+++ Supplied entries +++

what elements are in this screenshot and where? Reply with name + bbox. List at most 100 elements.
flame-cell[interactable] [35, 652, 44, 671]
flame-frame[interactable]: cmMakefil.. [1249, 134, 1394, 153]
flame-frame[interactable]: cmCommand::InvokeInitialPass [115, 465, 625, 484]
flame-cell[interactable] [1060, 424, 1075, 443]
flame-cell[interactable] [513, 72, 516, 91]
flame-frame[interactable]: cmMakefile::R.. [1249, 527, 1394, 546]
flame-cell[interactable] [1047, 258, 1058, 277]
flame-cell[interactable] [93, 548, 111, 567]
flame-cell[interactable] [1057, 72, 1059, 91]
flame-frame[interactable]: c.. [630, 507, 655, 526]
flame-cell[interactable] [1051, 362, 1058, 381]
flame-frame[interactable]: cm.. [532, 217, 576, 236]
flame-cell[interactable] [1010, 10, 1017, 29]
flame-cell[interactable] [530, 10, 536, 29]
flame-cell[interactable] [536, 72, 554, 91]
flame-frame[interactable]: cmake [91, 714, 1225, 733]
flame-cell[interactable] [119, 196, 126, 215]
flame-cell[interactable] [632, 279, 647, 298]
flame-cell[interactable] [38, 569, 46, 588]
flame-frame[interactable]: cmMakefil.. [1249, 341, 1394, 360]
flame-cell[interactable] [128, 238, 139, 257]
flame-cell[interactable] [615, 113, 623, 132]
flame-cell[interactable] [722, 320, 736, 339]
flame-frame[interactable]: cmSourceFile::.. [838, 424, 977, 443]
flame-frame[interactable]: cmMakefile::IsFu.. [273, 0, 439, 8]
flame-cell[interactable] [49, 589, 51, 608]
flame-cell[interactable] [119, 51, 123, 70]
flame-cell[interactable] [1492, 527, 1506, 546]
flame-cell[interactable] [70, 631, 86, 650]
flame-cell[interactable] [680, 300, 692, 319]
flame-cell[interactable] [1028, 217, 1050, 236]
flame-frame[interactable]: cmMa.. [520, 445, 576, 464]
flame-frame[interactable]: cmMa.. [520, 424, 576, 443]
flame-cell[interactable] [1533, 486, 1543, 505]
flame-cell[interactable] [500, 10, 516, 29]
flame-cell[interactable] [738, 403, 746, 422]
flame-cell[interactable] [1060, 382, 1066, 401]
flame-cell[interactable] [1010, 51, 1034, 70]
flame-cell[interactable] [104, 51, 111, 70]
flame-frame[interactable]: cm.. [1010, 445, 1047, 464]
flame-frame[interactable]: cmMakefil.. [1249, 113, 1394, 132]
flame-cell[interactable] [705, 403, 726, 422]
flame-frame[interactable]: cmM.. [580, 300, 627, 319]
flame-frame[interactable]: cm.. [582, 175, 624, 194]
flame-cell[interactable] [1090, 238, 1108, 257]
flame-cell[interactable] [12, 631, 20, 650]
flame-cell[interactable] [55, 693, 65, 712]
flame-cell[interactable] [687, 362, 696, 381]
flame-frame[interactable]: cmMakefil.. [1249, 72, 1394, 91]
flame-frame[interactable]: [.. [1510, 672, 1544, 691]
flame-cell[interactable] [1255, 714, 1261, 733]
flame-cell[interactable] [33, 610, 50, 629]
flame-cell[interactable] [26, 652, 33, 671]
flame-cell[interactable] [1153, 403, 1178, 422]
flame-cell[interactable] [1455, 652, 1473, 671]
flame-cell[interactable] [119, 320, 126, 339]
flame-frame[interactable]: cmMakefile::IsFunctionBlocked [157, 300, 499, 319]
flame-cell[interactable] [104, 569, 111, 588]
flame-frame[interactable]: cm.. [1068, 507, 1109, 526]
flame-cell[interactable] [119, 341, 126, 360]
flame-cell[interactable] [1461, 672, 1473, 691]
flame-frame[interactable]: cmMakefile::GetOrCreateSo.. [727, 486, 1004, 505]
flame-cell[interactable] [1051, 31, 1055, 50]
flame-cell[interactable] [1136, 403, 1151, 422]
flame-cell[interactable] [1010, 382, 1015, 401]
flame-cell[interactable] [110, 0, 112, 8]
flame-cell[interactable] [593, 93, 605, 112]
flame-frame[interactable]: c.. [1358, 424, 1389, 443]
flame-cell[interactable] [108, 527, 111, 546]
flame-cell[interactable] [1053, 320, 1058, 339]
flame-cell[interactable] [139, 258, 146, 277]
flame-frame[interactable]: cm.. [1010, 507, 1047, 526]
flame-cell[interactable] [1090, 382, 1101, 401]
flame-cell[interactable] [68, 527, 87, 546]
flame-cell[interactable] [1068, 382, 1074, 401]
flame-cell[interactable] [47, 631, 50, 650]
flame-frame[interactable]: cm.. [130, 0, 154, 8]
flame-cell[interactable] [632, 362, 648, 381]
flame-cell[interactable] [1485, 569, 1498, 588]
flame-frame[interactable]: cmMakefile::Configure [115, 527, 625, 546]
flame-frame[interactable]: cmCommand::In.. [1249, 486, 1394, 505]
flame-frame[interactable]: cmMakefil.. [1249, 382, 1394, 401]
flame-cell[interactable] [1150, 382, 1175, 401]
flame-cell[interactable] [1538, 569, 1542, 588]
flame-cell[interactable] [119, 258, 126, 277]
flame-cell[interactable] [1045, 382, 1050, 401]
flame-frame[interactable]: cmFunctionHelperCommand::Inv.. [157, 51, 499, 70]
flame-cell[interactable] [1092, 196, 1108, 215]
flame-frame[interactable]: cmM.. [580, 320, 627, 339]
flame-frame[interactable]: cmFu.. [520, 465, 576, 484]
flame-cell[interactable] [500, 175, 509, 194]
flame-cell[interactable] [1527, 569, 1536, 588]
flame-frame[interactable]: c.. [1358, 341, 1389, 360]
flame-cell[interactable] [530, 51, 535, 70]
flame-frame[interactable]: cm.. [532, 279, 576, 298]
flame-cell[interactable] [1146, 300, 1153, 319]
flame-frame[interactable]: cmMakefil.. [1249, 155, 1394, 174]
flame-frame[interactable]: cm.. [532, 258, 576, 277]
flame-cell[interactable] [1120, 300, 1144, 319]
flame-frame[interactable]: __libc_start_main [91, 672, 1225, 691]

+++

_Work to be completed_
Rewrite all the rows above, replacing "interactable" with "clickable" wherever it appears and keeping every other detail the same.

_Worked solution_
what elements are in this screenshot and where? Reply with name + bbox. List at most 100 elements.
flame-cell[clickable] [35, 652, 44, 671]
flame-frame[clickable]: cmMakefil.. [1249, 134, 1394, 153]
flame-frame[clickable]: cmCommand::InvokeInitialPass [115, 465, 625, 484]
flame-cell[clickable] [1060, 424, 1075, 443]
flame-cell[clickable] [513, 72, 516, 91]
flame-frame[clickable]: cmMakefile::R.. [1249, 527, 1394, 546]
flame-cell[clickable] [1047, 258, 1058, 277]
flame-cell[clickable] [93, 548, 111, 567]
flame-cell[clickable] [1057, 72, 1059, 91]
flame-frame[clickable]: c.. [630, 507, 655, 526]
flame-cell[clickable] [1051, 362, 1058, 381]
flame-frame[clickable]: cm.. [532, 217, 576, 236]
flame-cell[clickable] [1010, 10, 1017, 29]
flame-cell[clickable] [530, 10, 536, 29]
flame-cell[clickable] [536, 72, 554, 91]
flame-frame[clickable]: cmake [91, 714, 1225, 733]
flame-cell[clickable] [119, 196, 126, 215]
flame-cell[clickable] [632, 279, 647, 298]
flame-cell[clickable] [38, 569, 46, 588]
flame-frame[clickable]: cmMakefil.. [1249, 341, 1394, 360]
flame-cell[clickable] [128, 238, 139, 257]
flame-cell[clickable] [615, 113, 623, 132]
flame-cell[clickable] [722, 320, 736, 339]
flame-frame[clickable]: cmSourceFile::.. [838, 424, 977, 443]
flame-frame[clickable]: cmMakefile::IsFu.. [273, 0, 439, 8]
flame-cell[clickable] [49, 589, 51, 608]
flame-cell[clickable] [119, 51, 123, 70]
flame-cell[clickable] [1492, 527, 1506, 546]
flame-cell[clickable] [70, 631, 86, 650]
flame-cell[clickable] [680, 300, 692, 319]
flame-cell[clickable] [1028, 217, 1050, 236]
flame-frame[clickable]: cmMa.. [520, 445, 576, 464]
flame-frame[clickable]: cmMa.. [520, 424, 576, 443]
flame-cell[clickable] [1533, 486, 1543, 505]
flame-cell[clickable] [500, 10, 516, 29]
flame-cell[clickable] [738, 403, 746, 422]
flame-cell[clickable] [1060, 382, 1066, 401]
flame-cell[clickable] [1010, 51, 1034, 70]
flame-cell[clickable] [104, 51, 111, 70]
flame-frame[clickable]: cm.. [1010, 445, 1047, 464]
flame-frame[clickable]: cmMakefil.. [1249, 113, 1394, 132]
flame-cell[clickable] [705, 403, 726, 422]
flame-frame[clickable]: cmM.. [580, 300, 627, 319]
flame-frame[clickable]: cm.. [582, 175, 624, 194]
flame-cell[clickable] [1090, 238, 1108, 257]
flame-cell[clickable] [12, 631, 20, 650]
flame-cell[clickable] [55, 693, 65, 712]
flame-cell[clickable] [687, 362, 696, 381]
flame-frame[clickable]: cmMakefil.. [1249, 72, 1394, 91]
flame-frame[clickable]: [.. [1510, 672, 1544, 691]
flame-cell[clickable] [1255, 714, 1261, 733]
flame-cell[clickable] [33, 610, 50, 629]
flame-cell[clickable] [26, 652, 33, 671]
flame-cell[clickable] [1153, 403, 1178, 422]
flame-cell[clickable] [1455, 652, 1473, 671]
flame-cell[clickable] [119, 320, 126, 339]
flame-frame[clickable]: cmMakefile::IsFunctionBlocked [157, 300, 499, 319]
flame-cell[clickable] [104, 569, 111, 588]
flame-frame[clickable]: cm.. [1068, 507, 1109, 526]
flame-cell[clickable] [119, 341, 126, 360]
flame-cell[clickable] [1461, 672, 1473, 691]
flame-frame[clickable]: cmMakefile::GetOrCreateSo.. [727, 486, 1004, 505]
flame-cell[clickable] [1051, 31, 1055, 50]
flame-cell[clickable] [1136, 403, 1151, 422]
flame-cell[clickable] [1010, 382, 1015, 401]
flame-cell[clickable] [110, 0, 112, 8]
flame-cell[clickable] [593, 93, 605, 112]
flame-frame[clickable]: c.. [1358, 424, 1389, 443]
flame-cell[clickable] [108, 527, 111, 546]
flame-cell[clickable] [1053, 320, 1058, 339]
flame-cell[clickable] [139, 258, 146, 277]
flame-frame[clickable]: cm.. [1010, 507, 1047, 526]
flame-cell[clickable] [1090, 382, 1101, 401]
flame-cell[clickable] [68, 527, 87, 546]
flame-cell[clickable] [1068, 382, 1074, 401]
flame-cell[clickable] [47, 631, 50, 650]
flame-frame[clickable]: cm.. [130, 0, 154, 8]
flame-cell[clickable] [632, 362, 648, 381]
flame-cell[clickable] [1485, 569, 1498, 588]
flame-frame[clickable]: cmMakefile::Configure [115, 527, 625, 546]
flame-frame[clickable]: cmCommand::In.. [1249, 486, 1394, 505]
flame-frame[clickable]: cmMakefil.. [1249, 382, 1394, 401]
flame-cell[clickable] [1150, 382, 1175, 401]
flame-cell[clickable] [1538, 569, 1542, 588]
flame-cell[clickable] [119, 258, 126, 277]
flame-cell[clickable] [1045, 382, 1050, 401]
flame-frame[clickable]: cmFunctionHelperCommand::Inv.. [157, 51, 499, 70]
flame-cell[clickable] [1092, 196, 1108, 215]
flame-frame[clickable]: cmM.. [580, 320, 627, 339]
flame-frame[clickable]: cmFu.. [520, 465, 576, 484]
flame-cell[clickable] [500, 175, 509, 194]
flame-cell[clickable] [1527, 569, 1536, 588]
flame-frame[clickable]: c.. [1358, 341, 1389, 360]
flame-cell[clickable] [530, 51, 535, 70]
flame-frame[clickable]: cm.. [532, 279, 576, 298]
flame-cell[clickable] [1146, 300, 1153, 319]
flame-frame[clickable]: cmMakefil.. [1249, 155, 1394, 174]
flame-frame[clickable]: cm.. [532, 258, 576, 277]
flame-cell[clickable] [1120, 300, 1144, 319]
flame-frame[clickable]: __libc_start_main [91, 672, 1225, 691]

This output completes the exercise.